━━━━━ Text segment ━━━━━

Smoke haze from bushfires raging in Australia spread to the capital Sunday, as firefighters raced to contain more than 140 blazes ahead of a heatwave forecast early this week.
Australia is experiencing a horrific start to its fire season, which scientists say began earlier and is more extreme this year due to a prolonged drought and the effects of climate change.
Residents of Canberra in the country's southeast woke up to see the capital shrouded in haze Sunday, joining those in Sydney who have endured weeks of toxic air pollution caused by bushfire smoke.
Officials said favourable weather conditions had given them a chance to bring several blazes under control before the forecast return of strong winds and high temperatures Tuesday.
Among those is a "mega fire" burning across 250,000 hectares within an hour's drive of Sydney, Australia's largest city, where ash from the fires has occasionally fallen.
Firefighters are now bracing for Tuesday, when temperatures are expected to reach above 40 Celsius in parts of New South Wales state -- worst-hit by the bushfires -- and gusting westerly winds are likely to fan the flames.
"Today (fire) crews will be doing what they can to consolidate and strengthen containment lines, which in some areas will include backburning," NSW Rural Fire Service spokesman Greg Allan told AFP.

━━━━━ Raw data ━━━━━

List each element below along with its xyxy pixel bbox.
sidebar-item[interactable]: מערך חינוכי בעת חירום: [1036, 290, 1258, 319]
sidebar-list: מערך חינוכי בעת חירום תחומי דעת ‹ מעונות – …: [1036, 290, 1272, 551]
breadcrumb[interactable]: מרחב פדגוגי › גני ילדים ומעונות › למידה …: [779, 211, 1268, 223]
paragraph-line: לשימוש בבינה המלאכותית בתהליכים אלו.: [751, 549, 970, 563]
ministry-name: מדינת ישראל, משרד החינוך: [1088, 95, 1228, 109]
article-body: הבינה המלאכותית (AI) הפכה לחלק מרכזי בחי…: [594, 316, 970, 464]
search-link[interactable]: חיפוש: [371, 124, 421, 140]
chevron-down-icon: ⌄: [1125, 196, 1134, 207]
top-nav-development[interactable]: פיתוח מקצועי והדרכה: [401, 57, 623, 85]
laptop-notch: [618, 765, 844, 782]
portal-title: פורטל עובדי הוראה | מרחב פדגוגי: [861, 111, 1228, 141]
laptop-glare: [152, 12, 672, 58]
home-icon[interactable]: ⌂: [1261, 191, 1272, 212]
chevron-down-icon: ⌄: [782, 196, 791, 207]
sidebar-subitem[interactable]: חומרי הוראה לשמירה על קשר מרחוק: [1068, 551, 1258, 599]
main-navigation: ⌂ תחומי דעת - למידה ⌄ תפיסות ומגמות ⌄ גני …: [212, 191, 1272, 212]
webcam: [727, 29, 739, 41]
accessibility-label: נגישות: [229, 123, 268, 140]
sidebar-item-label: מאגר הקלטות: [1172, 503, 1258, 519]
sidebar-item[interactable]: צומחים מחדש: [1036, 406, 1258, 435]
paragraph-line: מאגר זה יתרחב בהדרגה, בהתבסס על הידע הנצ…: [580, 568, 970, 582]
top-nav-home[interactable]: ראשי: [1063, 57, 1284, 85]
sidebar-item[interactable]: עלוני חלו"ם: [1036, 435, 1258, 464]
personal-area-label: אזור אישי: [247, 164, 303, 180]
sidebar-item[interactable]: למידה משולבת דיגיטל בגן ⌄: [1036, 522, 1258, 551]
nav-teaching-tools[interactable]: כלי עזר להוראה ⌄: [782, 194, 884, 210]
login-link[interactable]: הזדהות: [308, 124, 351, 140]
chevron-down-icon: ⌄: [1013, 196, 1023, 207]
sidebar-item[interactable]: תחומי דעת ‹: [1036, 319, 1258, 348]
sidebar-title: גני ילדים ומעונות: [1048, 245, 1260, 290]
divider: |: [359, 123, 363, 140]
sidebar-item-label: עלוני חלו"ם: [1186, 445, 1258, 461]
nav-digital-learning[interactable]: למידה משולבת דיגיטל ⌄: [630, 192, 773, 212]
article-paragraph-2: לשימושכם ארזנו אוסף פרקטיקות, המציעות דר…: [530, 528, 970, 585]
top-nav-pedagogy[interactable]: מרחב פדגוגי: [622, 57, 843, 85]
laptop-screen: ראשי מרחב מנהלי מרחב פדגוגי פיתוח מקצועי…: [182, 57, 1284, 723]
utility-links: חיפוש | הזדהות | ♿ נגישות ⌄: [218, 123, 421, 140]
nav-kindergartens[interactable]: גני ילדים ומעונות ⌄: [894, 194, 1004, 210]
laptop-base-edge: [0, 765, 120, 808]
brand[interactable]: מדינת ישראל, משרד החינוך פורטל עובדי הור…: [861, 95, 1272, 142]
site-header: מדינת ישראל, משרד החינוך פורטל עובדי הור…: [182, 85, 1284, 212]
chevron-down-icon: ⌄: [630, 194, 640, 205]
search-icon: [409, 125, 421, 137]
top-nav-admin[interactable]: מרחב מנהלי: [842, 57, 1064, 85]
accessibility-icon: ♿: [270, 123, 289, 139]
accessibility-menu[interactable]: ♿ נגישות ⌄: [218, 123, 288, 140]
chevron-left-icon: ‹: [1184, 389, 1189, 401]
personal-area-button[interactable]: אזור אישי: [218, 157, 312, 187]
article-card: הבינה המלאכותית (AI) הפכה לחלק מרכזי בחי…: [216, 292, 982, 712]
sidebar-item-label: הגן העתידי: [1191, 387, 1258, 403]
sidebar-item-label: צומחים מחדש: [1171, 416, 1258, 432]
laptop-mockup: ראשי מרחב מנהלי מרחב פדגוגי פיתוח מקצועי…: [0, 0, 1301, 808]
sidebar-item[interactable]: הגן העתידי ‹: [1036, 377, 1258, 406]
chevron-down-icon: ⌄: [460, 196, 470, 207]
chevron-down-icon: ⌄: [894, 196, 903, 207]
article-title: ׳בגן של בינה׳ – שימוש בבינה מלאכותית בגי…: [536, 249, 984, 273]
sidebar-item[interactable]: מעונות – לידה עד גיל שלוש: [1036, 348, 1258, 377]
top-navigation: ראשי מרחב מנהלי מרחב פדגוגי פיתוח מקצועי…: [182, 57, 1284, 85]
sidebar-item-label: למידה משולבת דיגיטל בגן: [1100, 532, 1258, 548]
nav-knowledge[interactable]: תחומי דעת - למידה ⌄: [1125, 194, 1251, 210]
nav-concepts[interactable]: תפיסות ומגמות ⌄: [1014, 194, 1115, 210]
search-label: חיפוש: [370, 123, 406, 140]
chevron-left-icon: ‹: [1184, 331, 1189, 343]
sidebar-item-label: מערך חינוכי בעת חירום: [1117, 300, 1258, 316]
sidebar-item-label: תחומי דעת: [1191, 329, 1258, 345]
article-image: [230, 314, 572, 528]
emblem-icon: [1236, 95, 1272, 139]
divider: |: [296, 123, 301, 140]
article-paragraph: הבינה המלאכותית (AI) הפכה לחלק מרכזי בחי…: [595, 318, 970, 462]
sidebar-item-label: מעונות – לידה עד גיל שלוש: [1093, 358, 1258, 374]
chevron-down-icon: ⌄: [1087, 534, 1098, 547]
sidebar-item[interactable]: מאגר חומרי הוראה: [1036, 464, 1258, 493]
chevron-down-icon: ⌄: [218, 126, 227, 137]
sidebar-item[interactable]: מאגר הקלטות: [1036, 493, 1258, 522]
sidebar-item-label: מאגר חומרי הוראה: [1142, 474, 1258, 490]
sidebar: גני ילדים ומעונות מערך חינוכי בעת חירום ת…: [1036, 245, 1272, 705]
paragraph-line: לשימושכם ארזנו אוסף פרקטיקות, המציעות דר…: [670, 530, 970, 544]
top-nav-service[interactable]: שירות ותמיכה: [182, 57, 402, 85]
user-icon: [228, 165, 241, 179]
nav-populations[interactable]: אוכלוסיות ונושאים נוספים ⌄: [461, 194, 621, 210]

━━━━━

### Questions on the material:
[A] In the bushfire article, how large is the area burned by the "mega fire" near Sydney?
[B] Rewrite the bushfire article starting at "Among those is" and ending at "has occasionally fallen.", changing "mega fire" to "giant blaze".
[C] Write what comes next in the bushfire article, starting after its last sentence.
None of the entries are needed here.

### Answers:
[A] 250,000 hectares

[B]
Among those is a "giant blaze" burning across 250,000 hectares within an hour's drive of Sydney, Australia's largest city, where ash from the fires has occasionally fallen.

[C]
But the state's Bureau of Meteorology warned that the massive fires are "in some cases just too big to put out at the moment".
"They're pumping out vast amounts of smoke which is filling the air, turning the sky orange & even appearing like significant rain on our radars," the department tweeted.
Nearly 50 reinforcements from the United States and Canada have been flown in to support fatigued firefighters in recent days, with the international contingent tasked with providing logistical assistance.
In neighbouring Queensland, the focus was also on managing fatigue among frontline firefighters -- who in both states are almost all volunteers -- as weather there provided a brief reprieve from weeks of battling blazes.
"We're just looking to wind down and recover and prepare for the next round, whenever that may be," a Queensland Fire and Emergency Service spokesman told AFP.
Since the crisis began in September, six people have been killed, more than 700 homes destroyed and an estimated two million hectares (almost five million acres) scorched.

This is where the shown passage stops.